Write the data below out exactly as it stands. Do not include the pictures.

— begin —

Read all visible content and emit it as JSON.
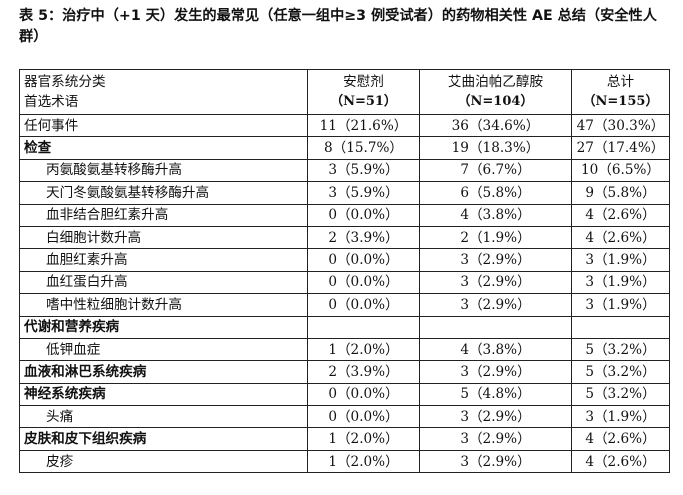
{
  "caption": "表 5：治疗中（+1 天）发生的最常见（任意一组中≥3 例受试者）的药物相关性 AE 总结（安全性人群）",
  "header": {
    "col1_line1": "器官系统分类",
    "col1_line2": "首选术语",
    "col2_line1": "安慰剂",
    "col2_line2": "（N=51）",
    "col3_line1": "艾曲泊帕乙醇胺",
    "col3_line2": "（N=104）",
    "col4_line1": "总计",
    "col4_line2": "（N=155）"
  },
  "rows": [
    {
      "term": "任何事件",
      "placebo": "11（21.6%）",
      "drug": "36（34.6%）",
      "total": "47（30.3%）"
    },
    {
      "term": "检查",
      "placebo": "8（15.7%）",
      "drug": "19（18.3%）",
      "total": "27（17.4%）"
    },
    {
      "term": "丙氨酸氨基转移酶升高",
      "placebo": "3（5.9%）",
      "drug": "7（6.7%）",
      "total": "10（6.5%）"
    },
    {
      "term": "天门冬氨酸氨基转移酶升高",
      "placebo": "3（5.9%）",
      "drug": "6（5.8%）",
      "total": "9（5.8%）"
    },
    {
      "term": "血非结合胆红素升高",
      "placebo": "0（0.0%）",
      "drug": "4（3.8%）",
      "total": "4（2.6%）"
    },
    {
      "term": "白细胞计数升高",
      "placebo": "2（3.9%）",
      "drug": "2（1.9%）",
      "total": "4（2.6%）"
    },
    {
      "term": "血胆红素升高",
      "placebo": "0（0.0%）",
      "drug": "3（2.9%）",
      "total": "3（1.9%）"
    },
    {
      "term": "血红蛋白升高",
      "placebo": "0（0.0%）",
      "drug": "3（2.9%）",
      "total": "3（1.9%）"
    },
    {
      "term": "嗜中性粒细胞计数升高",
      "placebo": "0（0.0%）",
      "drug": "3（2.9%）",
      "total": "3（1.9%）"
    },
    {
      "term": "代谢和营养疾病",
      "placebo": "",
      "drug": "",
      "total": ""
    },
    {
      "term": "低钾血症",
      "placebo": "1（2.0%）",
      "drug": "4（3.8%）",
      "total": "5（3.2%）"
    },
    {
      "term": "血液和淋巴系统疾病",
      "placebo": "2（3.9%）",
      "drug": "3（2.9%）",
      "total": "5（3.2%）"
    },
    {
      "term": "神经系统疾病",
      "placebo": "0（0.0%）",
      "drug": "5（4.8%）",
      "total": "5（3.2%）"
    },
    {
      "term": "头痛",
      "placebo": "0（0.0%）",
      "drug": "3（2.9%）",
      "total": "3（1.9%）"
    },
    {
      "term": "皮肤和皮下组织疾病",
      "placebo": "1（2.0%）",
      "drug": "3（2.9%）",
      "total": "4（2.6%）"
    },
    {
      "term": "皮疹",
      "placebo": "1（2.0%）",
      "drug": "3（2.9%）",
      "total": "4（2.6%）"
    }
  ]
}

— end —

## Solution to this problem
Read all visible content and emit it as JSON.
{
  "caption": "表 5：治疗中（+1 天）发生的最常见（任意一组中≥3 例受试者）的药物相关性 AE 总结（安全性人群）",
  "header": {
    "col1_line1": "器官系统分类",
    "col1_line2": "首选术语",
    "col2_line1": "安慰剂",
    "col2_line2": "（N=51）",
    "col3_line1": "艾曲泊帕乙醇胺",
    "col3_line2": "（N=104）",
    "col4_line1": "总计",
    "col4_line2": "（N=155）"
  },
  "rows": [
    {
      "term": "任何事件",
      "placebo": "11（21.6%）",
      "drug": "36（34.6%）",
      "total": "47（30.3%）"
    },
    {
      "term": "检查",
      "placebo": "8（15.7%）",
      "drug": "19（18.3%）",
      "total": "27（17.4%）"
    },
    {
      "term": "丙氨酸氨基转移酶升高",
      "placebo": "3（5.9%）",
      "drug": "7（6.7%）",
      "total": "10（6.5%）"
    },
    {
      "term": "天门冬氨酸氨基转移酶升高",
      "placebo": "3（5.9%）",
      "drug": "6（5.8%）",
      "total": "9（5.8%）"
    },
    {
      "term": "血非结合胆红素升高",
      "placebo": "0（0.0%）",
      "drug": "4（3.8%）",
      "total": "4（2.6%）"
    },
    {
      "term": "白细胞计数升高",
      "placebo": "2（3.9%）",
      "drug": "2（1.9%）",
      "total": "4（2.6%）"
    },
    {
      "term": "血胆红素升高",
      "placebo": "0（0.0%）",
      "drug": "3（2.9%）",
      "total": "3（1.9%）"
    },
    {
      "term": "血红蛋白升高",
      "placebo": "0（0.0%）",
      "drug": "3（2.9%）",
      "total": "3（1.9%）"
    },
    {
      "term": "嗜中性粒细胞计数升高",
      "placebo": "0（0.0%）",
      "drug": "3（2.9%）",
      "total": "3（1.9%）"
    },
    {
      "term": "代谢和营养疾病",
      "placebo": "",
      "drug": "",
      "total": ""
    },
    {
      "term": "低钾血症",
      "placebo": "1（2.0%）",
      "drug": "4（3.8%）",
      "total": "5（3.2%）"
    },
    {
      "term": "血液和淋巴系统疾病",
      "placebo": "2（3.9%）",
      "drug": "3（2.9%）",
      "total": "5（3.2%）"
    },
    {
      "term": "神经系统疾病",
      "placebo": "0（0.0%）",
      "drug": "5（4.8%）",
      "total": "5（3.2%）"
    },
    {
      "term": "头痛",
      "placebo": "0（0.0%）",
      "drug": "3（2.9%）",
      "total": "3（1.9%）"
    },
    {
      "term": "皮肤和皮下组织疾病",
      "placebo": "1（2.0%）",
      "drug": "3（2.9%）",
      "total": "4（2.6%）"
    },
    {
      "term": "皮疹",
      "placebo": "1（2.0%）",
      "drug": "3（2.9%）",
      "total": "4（2.6%）"
    }
  ]
}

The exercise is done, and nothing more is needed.